Written instruction →
Restate the records below word for word.

═══ Information provided

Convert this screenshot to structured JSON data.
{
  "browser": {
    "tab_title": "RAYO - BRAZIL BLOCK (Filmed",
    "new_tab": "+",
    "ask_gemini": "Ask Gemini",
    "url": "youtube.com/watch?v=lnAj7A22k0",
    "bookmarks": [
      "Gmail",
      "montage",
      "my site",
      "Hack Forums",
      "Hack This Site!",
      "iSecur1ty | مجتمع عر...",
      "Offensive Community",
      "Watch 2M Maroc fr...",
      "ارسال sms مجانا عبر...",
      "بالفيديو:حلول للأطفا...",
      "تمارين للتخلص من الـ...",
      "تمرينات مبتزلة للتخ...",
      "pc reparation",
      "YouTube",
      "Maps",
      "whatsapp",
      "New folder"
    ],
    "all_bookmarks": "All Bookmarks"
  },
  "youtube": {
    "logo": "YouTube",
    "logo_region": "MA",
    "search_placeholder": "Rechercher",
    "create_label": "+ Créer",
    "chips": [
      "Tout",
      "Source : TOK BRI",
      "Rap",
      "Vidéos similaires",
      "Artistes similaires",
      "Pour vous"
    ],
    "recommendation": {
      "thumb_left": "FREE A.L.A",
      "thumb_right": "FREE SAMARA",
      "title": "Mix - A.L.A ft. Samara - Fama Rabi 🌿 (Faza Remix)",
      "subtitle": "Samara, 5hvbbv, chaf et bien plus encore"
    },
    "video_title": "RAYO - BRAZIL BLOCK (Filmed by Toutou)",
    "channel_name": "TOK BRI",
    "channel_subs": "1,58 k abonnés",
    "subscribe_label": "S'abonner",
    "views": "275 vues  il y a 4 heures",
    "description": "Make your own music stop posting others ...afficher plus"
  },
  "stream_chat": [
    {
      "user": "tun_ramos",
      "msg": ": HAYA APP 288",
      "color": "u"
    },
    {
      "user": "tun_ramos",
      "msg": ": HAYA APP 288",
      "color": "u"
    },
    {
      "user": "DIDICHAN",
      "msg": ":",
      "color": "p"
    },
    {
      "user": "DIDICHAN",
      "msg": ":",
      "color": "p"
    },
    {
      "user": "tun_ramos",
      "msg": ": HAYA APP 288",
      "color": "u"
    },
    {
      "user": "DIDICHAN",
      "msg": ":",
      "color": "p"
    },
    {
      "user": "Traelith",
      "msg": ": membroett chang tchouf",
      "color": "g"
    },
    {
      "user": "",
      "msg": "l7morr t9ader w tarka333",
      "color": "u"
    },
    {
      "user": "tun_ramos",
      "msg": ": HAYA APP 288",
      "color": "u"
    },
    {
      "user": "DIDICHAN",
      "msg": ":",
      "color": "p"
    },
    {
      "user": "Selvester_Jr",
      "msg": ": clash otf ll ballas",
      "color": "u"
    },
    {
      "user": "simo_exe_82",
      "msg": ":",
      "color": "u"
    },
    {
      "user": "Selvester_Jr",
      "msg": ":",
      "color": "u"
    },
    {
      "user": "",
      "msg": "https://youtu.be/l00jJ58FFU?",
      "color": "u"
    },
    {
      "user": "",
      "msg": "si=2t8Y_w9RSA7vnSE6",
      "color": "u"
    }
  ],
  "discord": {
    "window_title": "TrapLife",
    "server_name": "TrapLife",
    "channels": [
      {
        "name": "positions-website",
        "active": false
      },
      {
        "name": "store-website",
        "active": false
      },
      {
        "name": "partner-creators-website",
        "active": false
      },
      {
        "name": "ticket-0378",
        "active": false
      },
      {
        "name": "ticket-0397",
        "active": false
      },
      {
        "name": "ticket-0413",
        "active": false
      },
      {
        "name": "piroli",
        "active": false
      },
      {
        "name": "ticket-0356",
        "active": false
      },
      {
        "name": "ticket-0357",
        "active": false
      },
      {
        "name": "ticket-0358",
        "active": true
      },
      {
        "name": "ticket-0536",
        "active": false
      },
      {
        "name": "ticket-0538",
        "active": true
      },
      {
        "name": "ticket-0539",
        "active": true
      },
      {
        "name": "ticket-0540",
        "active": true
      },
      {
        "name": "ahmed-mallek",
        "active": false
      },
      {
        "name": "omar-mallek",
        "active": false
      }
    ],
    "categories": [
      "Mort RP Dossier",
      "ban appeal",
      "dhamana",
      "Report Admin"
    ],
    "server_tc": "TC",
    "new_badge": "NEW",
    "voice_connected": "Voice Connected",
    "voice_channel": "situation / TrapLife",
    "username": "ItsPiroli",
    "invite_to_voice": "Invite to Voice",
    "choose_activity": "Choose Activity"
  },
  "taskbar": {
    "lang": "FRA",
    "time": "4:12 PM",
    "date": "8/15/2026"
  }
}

══════

Expected output →
Convert this screenshot to structured JSON data.
{
  "browser": {
    "tab_title": "RAYO - BRAZIL BLOCK (Filmed",
    "new_tab": "+",
    "ask_gemini": "Ask Gemini",
    "url": "youtube.com/watch?v=lnAj7A22k0",
    "bookmarks": [
      "Gmail",
      "montage",
      "my site",
      "Hack Forums",
      "Hack This Site!",
      "iSecur1ty | مجتمع عر...",
      "Offensive Community",
      "Watch 2M Maroc fr...",
      "ارسال sms مجانا عبر...",
      "بالفيديو:حلول للأطفا...",
      "تمارين للتخلص من الـ...",
      "تمرينات مبتزلة للتخ...",
      "pc reparation",
      "YouTube",
      "Maps",
      "whatsapp",
      "New folder"
    ],
    "all_bookmarks": "All Bookmarks"
  },
  "youtube": {
    "logo": "YouTube",
    "logo_region": "MA",
    "search_placeholder": "Rechercher",
    "create_label": "+ Créer",
    "chips": [
      "Tout",
      "Source : TOK BRI",
      "Rap",
      "Vidéos similaires",
      "Artistes similaires",
      "Pour vous"
    ],
    "recommendation": {
      "thumb_left": "FREE A.L.A",
      "thumb_right": "FREE SAMARA",
      "title": "Mix - A.L.A ft. Samara - Fama Rabi 🌿 (Faza Remix)",
      "subtitle": "Samara, 5hvbbv, chaf et bien plus encore"
    },
    "video_title": "RAYO - BRAZIL BLOCK (Filmed by Toutou)",
    "channel_name": "TOK BRI",
    "channel_subs": "1,58 k abonnés",
    "subscribe_label": "S'abonner",
    "views": "275 vues  il y a 4 heures",
    "description": "Make your own music stop posting others ...afficher plus"
  },
  "stream_chat": [
    {
      "user": "tun_ramos",
      "msg": ": HAYA APP 288",
      "color": "u"
    },
    {
      "user": "tun_ramos",
      "msg": ": HAYA APP 288",
      "color": "u"
    },
    {
      "user": "DIDICHAN",
      "msg": ":",
      "color": "p"
    },
    {
      "user": "DIDICHAN",
      "msg": ":",
      "color": "p"
    },
    {
      "user": "tun_ramos",
      "msg": ": HAYA APP 288",
      "color": "u"
    },
    {
      "user": "DIDICHAN",
      "msg": ":",
      "color": "p"
    },
    {
      "user": "Traelith",
      "msg": ": membroett chang tchouf",
      "color": "g"
    },
    {
      "user": "",
      "msg": "l7morr t9ader w tarka333",
      "color": "u"
    },
    {
      "user": "tun_ramos",
      "msg": ": HAYA APP 288",
      "color": "u"
    },
    {
      "user": "DIDICHAN",
      "msg": ":",
      "color": "p"
    },
    {
      "user": "Selvester_Jr",
      "msg": ": clash otf ll ballas",
      "color": "u"
    },
    {
      "user": "simo_exe_82",
      "msg": ":",
      "color": "u"
    },
    {
      "user": "Selvester_Jr",
      "msg": ":",
      "color": "u"
    },
    {
      "user": "",
      "msg": "https://youtu.be/l00jJ58FFU?",
      "color": "u"
    },
    {
      "user": "",
      "msg": "si=2t8Y_w9RSA7vnSE6",
      "color": "u"
    }
  ],
  "discord": {
    "window_title": "TrapLife",
    "server_name": "TrapLife",
    "channels": [
      {
        "name": "positions-website",
        "active": false
      },
      {
        "name": "store-website",
        "active": false
      },
      {
        "name": "partner-creators-website",
        "active": false
      },
      {
        "name": "ticket-0378",
        "active": false
      },
      {
        "name": "ticket-0397",
        "active": false
      },
      {
        "name": "ticket-0413",
        "active": false
      },
      {
        "name": "piroli",
        "active": false
      },
      {
        "name": "ticket-0356",
        "active": false
      },
      {
        "name": "ticket-0357",
        "active": false
      },
      {
        "name": "ticket-0358",
        "active": true
      },
      {
        "name": "ticket-0536",
        "active": false
      },
      {
        "name": "ticket-0538",
        "active": true
      },
      {
        "name": "ticket-0539",
        "active": true
      },
      {
        "name": "ticket-0540",
        "active": true
      },
      {
        "name": "ahmed-mallek",
        "active": false
      },
      {
        "name": "omar-mallek",
        "active": false
      }
    ],
    "categories": [
      "Mort RP Dossier",
      "ban appeal",
      "dhamana",
      "Report Admin"
    ],
    "server_tc": "TC",
    "new_badge": "NEW",
    "voice_connected": "Voice Connected",
    "voice_channel": "situation / TrapLife",
    "username": "ItsPiroli",
    "invite_to_voice": "Invite to Voice",
    "choose_activity": "Choose Activity"
  },
  "taskbar": {
    "lang": "FRA",
    "time": "4:12 PM",
    "date": "8/15/2026"
  }
}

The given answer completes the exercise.